(Supplied text):
---*---

Exiftool and Umlaut file names

Started by Mac2, August 18, 2013, 10:03:52 AM

Previous topic - Next topic

Mac2

I apologize for the long post. But this drives me nuts, really.  :o

I've read all related posts and the FAQ and everything but I cannot get ExifTool to work with umlauts or other file names not using plain ANSI/ANSI characters. I have to deal with Chinese, Russian, Japanese and other file names.

I use exiftool.exe in my Windows application.
I spawn it via the CreateProcess API function and the following command line:

c:\exiftool\exiftool.exe -config c:\exiftool\myconfig.CON -stay_open True -@ -

I redirect the standard handles into my application and communicate with ExifTool using these handles. When I want ExifTool to do something, I setup an ARGS file in memory and send it to ExifTool via stdin. ExifTool returns the result via the stdout. All this works well and is quite efficient.

But ass soon as I try to process a file name like

c:\images\glück.jpg

ExifTool fails :'( and returns:

File 'c:\images\glück.jpg' does not exist for -tagsFromFile option.

Since ExifTool has the correct file name in the error message I think that the transfer of the file name to ExifTool via stdin and the ARGS file works. But that the file system functions in Perl somehow cannot handle the file name?!

So I tried the same file on the command line. I opened a command prompt (cmd.exe) and wrote the ARGS file from hand using Notepad. I then ran this ARGS file via exiftool -@ test.args and the file processed without a problem. Doh!

---*---

(Task details):
Return the forum thread about ExifTool and umlaut file names word for word, in full.

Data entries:
---*---

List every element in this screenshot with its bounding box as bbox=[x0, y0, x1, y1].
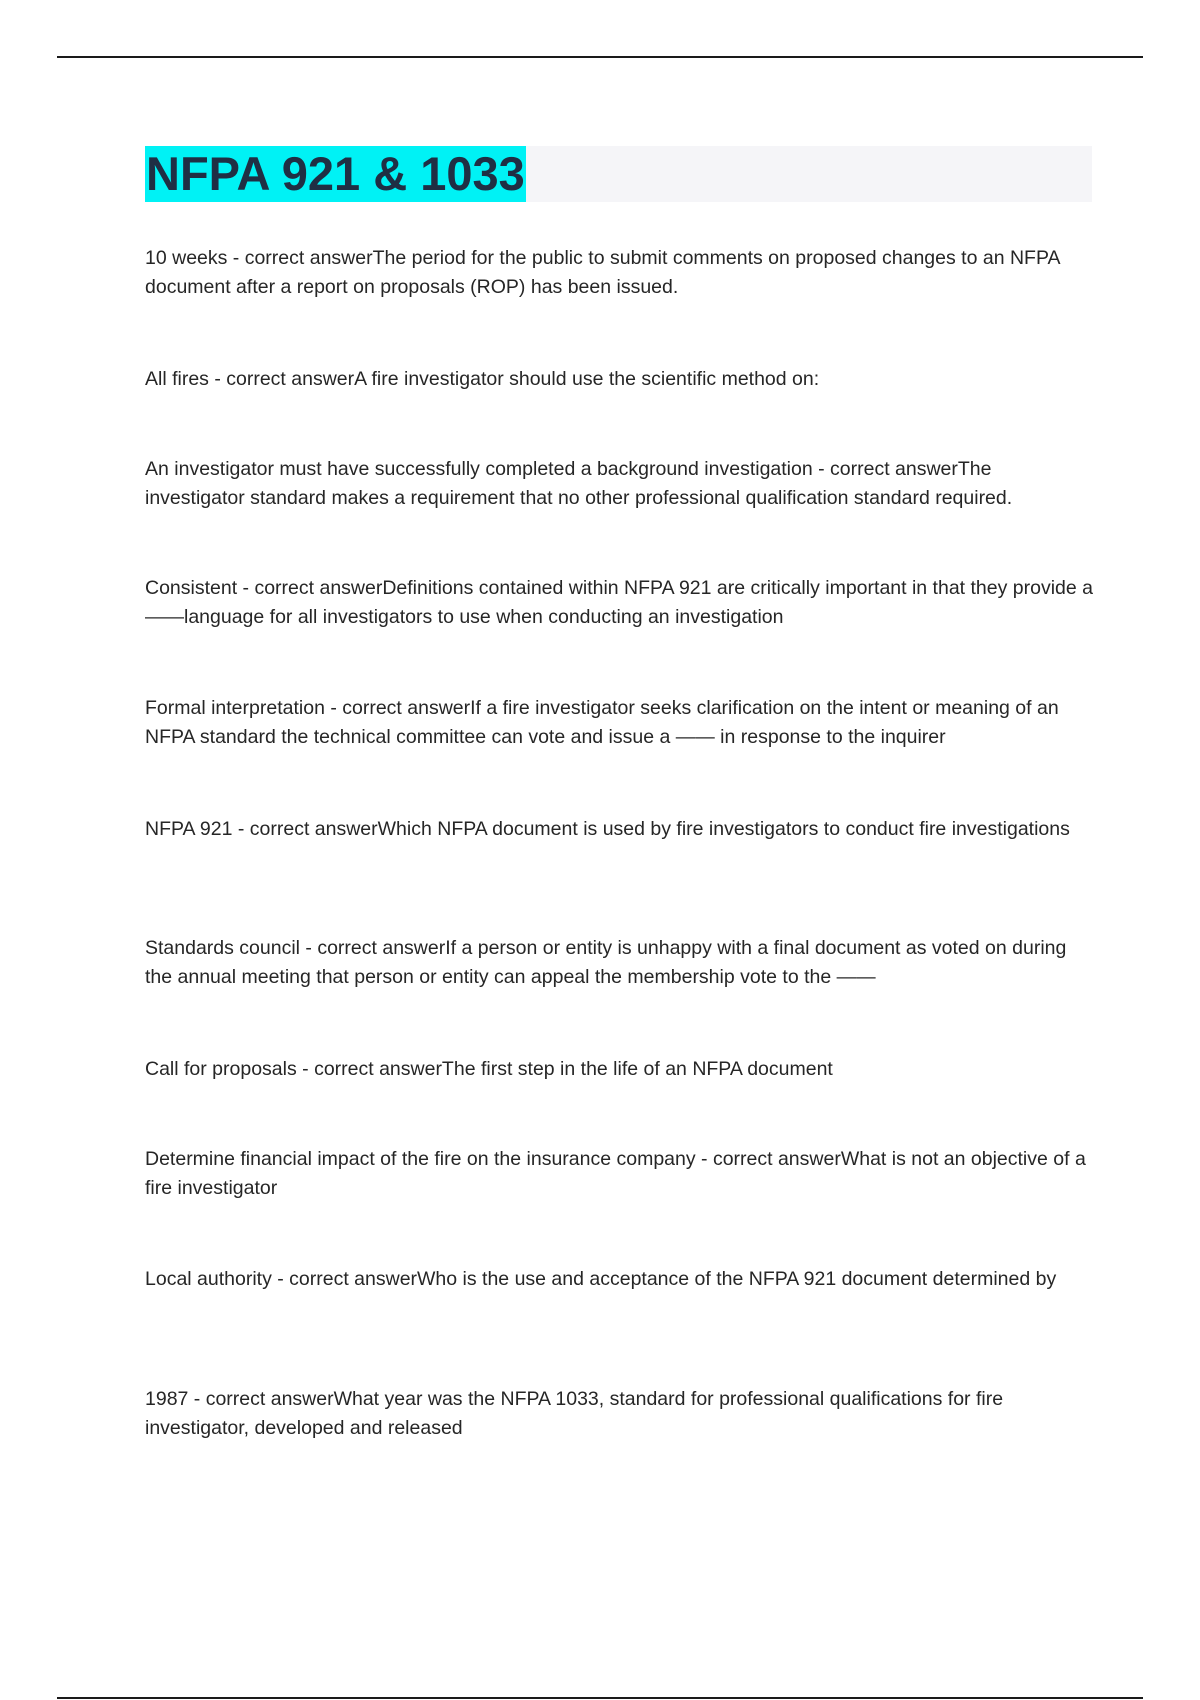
qa-item-1: 10 weeks - correct answerThe period for the public to submit comments on proposed changes to an NFPA document after a report on proposals (ROP) has been issued. bbox=[145, 247, 1060, 298]
qa-item-5: Formal interpretation - correct answerIf a fire investigator seeks clarification on the intent or meaning of an NFPA standard the technical committee can vote and issue a —— in response to the inquirer bbox=[145, 697, 1059, 748]
qa-item-8: Call for proposals - correct answerThe first step in the life of an NFPA document bbox=[145, 1058, 833, 1080]
document-title: NFPA 921 & 1033 bbox=[146, 147, 525, 200]
qa-item-3: An investigator must have successfully completed a background investigation - correct answerThe investigator standard makes a requirement that no other professional qualification standard required. bbox=[145, 458, 1013, 509]
qa-item-9: Determine financial impact of the fire on the insurance company - correct answerWhat is not an objective of a fire investigator bbox=[145, 1148, 1086, 1199]
qa-item-10: Local authority - correct answerWho is the use and acceptance of the NFPA 921 document determined by bbox=[145, 1268, 1057, 1290]
qa-item-4: Consistent - correct answerDefinitions contained within NFPA 921 are critically important in that they provide a ——language for all investigators to use when conducting an investigation bbox=[145, 577, 1093, 628]
top-divider bbox=[57, 56, 1143, 58]
qa-item-11: 1987 - correct answerWhat year was the NFPA 1033, standard for professional qualifications for fire investigator, developed and released bbox=[145, 1388, 1004, 1439]
qa-item-7: Standards council - correct answerIf a person or entity is unhappy with a final document as voted on during the annual meeting that person or entity can appeal the membership vote to the —— bbox=[145, 937, 1067, 988]
qa-item-2: All fires - correct answerA fire investigator should use the scientific method on: bbox=[145, 368, 820, 390]
qa-item-6: NFPA 921 - correct answerWhich NFPA document is used by fire investigators to conduct fire investigations bbox=[145, 818, 1070, 840]
bottom-divider bbox=[57, 1697, 1143, 1699]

---*---

(Reply):
Exiftool and Umlaut file names

Started by Mac2, August 18, 2013, 10:03:52 AM

Previous topic - Next topic

Mac2

I apologize for the long post. But this drives me nuts, really.  :o

I've read all related posts and the FAQ and everything but I cannot get ExifTool to work with umlauts or other file names not using plain ANSI/ANSI characters. I have to deal with Chinese, Russian, Japanese and other file names.

I use exiftool.exe in my Windows application.
I spawn it via the CreateProcess API function and the following command line:

c:\exiftool\exiftool.exe -config c:\exiftool\myconfig.CON -stay_open True -@ -

I redirect the standard handles into my application and communicate with ExifTool using these handles. When I want ExifTool to do something, I setup an ARGS file in memory and send it to ExifTool via stdin. ExifTool returns the result via the stdout. All this works well and is quite efficient.

But ass soon as I try to process a file name like

c:\images\glück.jpg

ExifTool fails :'( and returns:

File 'c:\images\glück.jpg' does not exist for -tagsFromFile option.

Since ExifTool has the correct file name in the error message I think that the transfer of the file name to ExifTool via stdin and the ARGS file works. But that the file system functions in Perl somehow cannot handle the file name?!

So I tried the same file on the command line. I opened a command prompt (cmd.exe) and wrote the ARGS file from hand using Notepad. I then ran this ARGS file via exiftool -@ test.args and the file processed without a problem. Doh!